### DATA PROVIDED
=== Section Start ===

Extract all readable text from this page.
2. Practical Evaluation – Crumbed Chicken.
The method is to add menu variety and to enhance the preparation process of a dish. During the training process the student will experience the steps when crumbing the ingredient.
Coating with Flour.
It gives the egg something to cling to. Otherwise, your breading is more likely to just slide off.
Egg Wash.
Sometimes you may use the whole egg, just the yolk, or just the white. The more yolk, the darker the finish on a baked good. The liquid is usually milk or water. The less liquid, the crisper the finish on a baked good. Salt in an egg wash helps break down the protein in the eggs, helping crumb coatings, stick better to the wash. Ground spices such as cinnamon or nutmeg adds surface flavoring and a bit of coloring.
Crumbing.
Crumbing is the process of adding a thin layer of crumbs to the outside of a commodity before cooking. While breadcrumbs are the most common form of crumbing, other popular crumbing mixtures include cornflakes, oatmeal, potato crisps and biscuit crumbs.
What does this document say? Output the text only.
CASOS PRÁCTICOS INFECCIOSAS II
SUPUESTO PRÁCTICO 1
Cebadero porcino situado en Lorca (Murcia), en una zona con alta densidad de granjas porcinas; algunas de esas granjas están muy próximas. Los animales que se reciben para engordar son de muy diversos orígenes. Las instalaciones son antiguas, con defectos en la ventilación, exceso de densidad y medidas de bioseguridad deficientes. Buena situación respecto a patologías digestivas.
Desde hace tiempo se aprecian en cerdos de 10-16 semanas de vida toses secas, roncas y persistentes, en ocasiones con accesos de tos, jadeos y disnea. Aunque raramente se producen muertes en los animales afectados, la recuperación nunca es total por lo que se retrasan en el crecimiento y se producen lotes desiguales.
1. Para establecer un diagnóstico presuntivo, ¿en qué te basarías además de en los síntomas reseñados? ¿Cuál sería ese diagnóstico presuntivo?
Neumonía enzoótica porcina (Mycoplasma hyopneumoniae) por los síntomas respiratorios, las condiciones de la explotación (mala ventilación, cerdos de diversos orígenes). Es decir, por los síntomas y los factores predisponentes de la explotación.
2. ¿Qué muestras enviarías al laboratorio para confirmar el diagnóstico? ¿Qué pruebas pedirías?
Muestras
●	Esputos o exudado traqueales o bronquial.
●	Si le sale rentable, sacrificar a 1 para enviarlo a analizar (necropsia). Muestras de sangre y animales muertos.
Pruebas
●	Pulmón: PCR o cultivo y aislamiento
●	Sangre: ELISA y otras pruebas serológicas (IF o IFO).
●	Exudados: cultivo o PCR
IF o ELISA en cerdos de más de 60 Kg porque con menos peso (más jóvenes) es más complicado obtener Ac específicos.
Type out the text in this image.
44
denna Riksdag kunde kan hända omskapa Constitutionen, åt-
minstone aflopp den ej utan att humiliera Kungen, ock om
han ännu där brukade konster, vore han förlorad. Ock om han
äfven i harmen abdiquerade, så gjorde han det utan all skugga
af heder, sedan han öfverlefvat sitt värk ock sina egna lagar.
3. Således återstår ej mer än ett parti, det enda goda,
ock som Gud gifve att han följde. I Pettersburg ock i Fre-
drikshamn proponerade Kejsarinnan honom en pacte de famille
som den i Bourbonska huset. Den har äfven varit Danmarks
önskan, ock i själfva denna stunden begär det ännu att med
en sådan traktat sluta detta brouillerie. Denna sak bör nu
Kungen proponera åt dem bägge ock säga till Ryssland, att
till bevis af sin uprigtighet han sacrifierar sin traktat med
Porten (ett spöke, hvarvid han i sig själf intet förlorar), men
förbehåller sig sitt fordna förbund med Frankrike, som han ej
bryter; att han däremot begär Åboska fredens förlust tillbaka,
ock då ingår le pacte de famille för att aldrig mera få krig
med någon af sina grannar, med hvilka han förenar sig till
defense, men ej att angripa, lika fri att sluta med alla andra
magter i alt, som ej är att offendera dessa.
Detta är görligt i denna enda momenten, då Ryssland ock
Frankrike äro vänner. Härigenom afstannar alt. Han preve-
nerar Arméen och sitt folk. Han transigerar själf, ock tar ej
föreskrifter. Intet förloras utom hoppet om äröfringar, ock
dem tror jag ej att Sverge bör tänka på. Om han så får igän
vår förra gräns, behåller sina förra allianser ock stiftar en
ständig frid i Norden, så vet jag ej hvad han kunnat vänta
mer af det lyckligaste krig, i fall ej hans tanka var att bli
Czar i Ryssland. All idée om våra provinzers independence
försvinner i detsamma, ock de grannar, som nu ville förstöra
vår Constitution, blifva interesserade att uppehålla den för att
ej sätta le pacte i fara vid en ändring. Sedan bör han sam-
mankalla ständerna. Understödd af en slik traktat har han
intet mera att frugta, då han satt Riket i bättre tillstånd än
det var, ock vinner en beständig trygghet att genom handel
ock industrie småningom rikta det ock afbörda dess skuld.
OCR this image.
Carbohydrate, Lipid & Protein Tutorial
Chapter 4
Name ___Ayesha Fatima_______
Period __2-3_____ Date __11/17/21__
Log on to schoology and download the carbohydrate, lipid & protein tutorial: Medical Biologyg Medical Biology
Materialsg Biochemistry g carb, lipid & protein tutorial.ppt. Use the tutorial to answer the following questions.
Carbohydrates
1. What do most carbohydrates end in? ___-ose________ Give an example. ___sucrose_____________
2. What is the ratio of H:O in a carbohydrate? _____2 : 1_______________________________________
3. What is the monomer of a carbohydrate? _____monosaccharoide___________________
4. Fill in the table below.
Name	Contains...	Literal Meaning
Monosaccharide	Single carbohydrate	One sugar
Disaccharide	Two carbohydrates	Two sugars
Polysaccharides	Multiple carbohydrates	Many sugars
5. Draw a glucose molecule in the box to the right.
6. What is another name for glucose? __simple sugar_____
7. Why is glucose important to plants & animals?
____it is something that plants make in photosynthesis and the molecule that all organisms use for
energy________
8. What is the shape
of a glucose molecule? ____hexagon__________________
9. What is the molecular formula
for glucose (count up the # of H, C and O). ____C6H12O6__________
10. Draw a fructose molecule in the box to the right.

=== Section End ===

Extract the listing in its entirety, matching it exactly.

### OUTPUT BELOW
Extract all readable text from this page.
2. Practical Evaluation – Crumbed Chicken.
The method is to add menu variety and to enhance the preparation process of a dish. During the training process the student will experience the steps when crumbing the ingredient.
Coating with Flour.
It gives the egg something to cling to. Otherwise, your breading is more likely to just slide off.
Egg Wash.
Sometimes you may use the whole egg, just the yolk, or just the white. The more yolk, the darker the finish on a baked good. The liquid is usually milk or water. The less liquid, the crisper the finish on a baked good. Salt in an egg wash helps break down the protein in the eggs, helping crumb coatings, stick better to the wash. Ground spices such as cinnamon or nutmeg adds surface flavoring and a bit of coloring.
Crumbing.
Crumbing is the process of adding a thin layer of crumbs to the outside of a commodity before cooking. While breadcrumbs are the most common form of crumbing, other popular crumbing mixtures include cornflakes, oatmeal, potato crisps and biscuit crumbs.
What does this document say? Output the text only.
CASOS PRÁCTICOS INFECCIOSAS II
SUPUESTO PRÁCTICO 1
Cebadero porcino situado en Lorca (Murcia), en una zona con alta densidad de granjas porcinas; algunas de esas granjas están muy próximas. Los animales que se reciben para engordar son de muy diversos orígenes. Las instalaciones son antiguas, con defectos en la ventilación, exceso de densidad y medidas de bioseguridad deficientes. Buena situación respecto a patologías digestivas.
Desde hace tiempo se aprecian en cerdos de 10-16 semanas de vida toses secas, roncas y persistentes, en ocasiones con accesos de tos, jadeos y disnea. Aunque raramente se producen muertes en los animales afectados, la recuperación nunca es total por lo que se retrasan en el crecimiento y se producen lotes desiguales.
1. Para establecer un diagnóstico presuntivo, ¿en qué te basarías además de en los síntomas reseñados? ¿Cuál sería ese diagnóstico presuntivo?
Neumonía enzoótica porcina (Mycoplasma hyopneumoniae) por los síntomas respiratorios, las condiciones de la explotación (mala ventilación, cerdos de diversos orígenes). Es decir, por los síntomas y los factores predisponentes de la explotación.
2. ¿Qué muestras enviarías al laboratorio para confirmar el diagnóstico? ¿Qué pruebas pedirías?
Muestras
●	Esputos o exudado traqueales o bronquial.
●	Si le sale rentable, sacrificar a 1 para enviarlo a analizar (necropsia). Muestras de sangre y animales muertos.
Pruebas
●	Pulmón: PCR o cultivo y aislamiento
●	Sangre: ELISA y otras pruebas serológicas (IF o IFO).
●	Exudados: cultivo o PCR
IF o ELISA en cerdos de más de 60 Kg porque con menos peso (más jóvenes) es más complicado obtener Ac específicos.
Type out the text in this image.
44
denna Riksdag kunde kan hända omskapa Constitutionen, åt-
minstone aflopp den ej utan att humiliera Kungen, ock om
han ännu där brukade konster, vore han förlorad. Ock om han
äfven i harmen abdiquerade, så gjorde han det utan all skugga
af heder, sedan han öfverlefvat sitt värk ock sina egna lagar.
3. Således återstår ej mer än ett parti, det enda goda,
ock som Gud gifve att han följde. I Pettersburg ock i Fre-
drikshamn proponerade Kejsarinnan honom en pacte de famille
som den i Bourbonska huset. Den har äfven varit Danmarks
önskan, ock i själfva denna stunden begär det ännu att med
en sådan traktat sluta detta brouillerie. Denna sak bör nu
Kungen proponera åt dem bägge ock säga till Ryssland, att
till bevis af sin uprigtighet han sacrifierar sin traktat med
Porten (ett spöke, hvarvid han i sig själf intet förlorar), men
förbehåller sig sitt fordna förbund med Frankrike, som han ej
bryter; att han däremot begär Åboska fredens förlust tillbaka,
ock då ingår le pacte de famille för att aldrig mera få krig
med någon af sina grannar, med hvilka han förenar sig till
defense, men ej att angripa, lika fri att sluta med alla andra
magter i alt, som ej är att offendera dessa.
Detta är görligt i denna enda momenten, då Ryssland ock
Frankrike äro vänner. Härigenom afstannar alt. Han preve-
nerar Arméen och sitt folk. Han transigerar själf, ock tar ej
föreskrifter. Intet förloras utom hoppet om äröfringar, ock
dem tror jag ej att Sverge bör tänka på. Om han så får igän
vår förra gräns, behåller sina förra allianser ock stiftar en
ständig frid i Norden, så vet jag ej hvad han kunnat vänta
mer af det lyckligaste krig, i fall ej hans tanka var att bli
Czar i Ryssland. All idée om våra provinzers independence
försvinner i detsamma, ock de grannar, som nu ville förstöra
vår Constitution, blifva interesserade att uppehålla den för att
ej sätta le pacte i fara vid en ändring. Sedan bör han sam-
mankalla ständerna. Understödd af en slik traktat har han
intet mera att frugta, då han satt Riket i bättre tillstånd än
det var, ock vinner en beständig trygghet att genom handel
ock industrie småningom rikta det ock afbörda dess skuld.
OCR this image.
Carbohydrate, Lipid & Protein Tutorial
Chapter 4
Name ___Ayesha Fatima_______
Period __2-3_____ Date __11/17/21__
Log on to schoology and download the carbohydrate, lipid & protein tutorial: Medical Biologyg Medical Biology
Materialsg Biochemistry g carb, lipid & protein tutorial.ppt. Use the tutorial to answer the following questions.
Carbohydrates
1. What do most carbohydrates end in? ___-ose________ Give an example. ___sucrose_____________
2. What is the ratio of H:O in a carbohydrate? _____2 : 1_______________________________________
3. What is the monomer of a carbohydrate? _____monosaccharoide___________________
4. Fill in the table below.
Name	Contains...	Literal Meaning
Monosaccharide	Single carbohydrate	One sugar
Disaccharide	Two carbohydrates	Two sugars
Polysaccharides	Multiple carbohydrates	Many sugars
5. Draw a glucose molecule in the box to the right.
6. What is another name for glucose? __simple sugar_____
7. Why is glucose important to plants & animals?
____it is something that plants make in photosynthesis and the molecule that all organisms use for
energy________
8. What is the shape
of a glucose molecule? ____hexagon__________________
9. What is the molecular formula
for glucose (count up the # of H, C and O). ____C6H12O6__________
10. Draw a fructose molecule in the box to the right.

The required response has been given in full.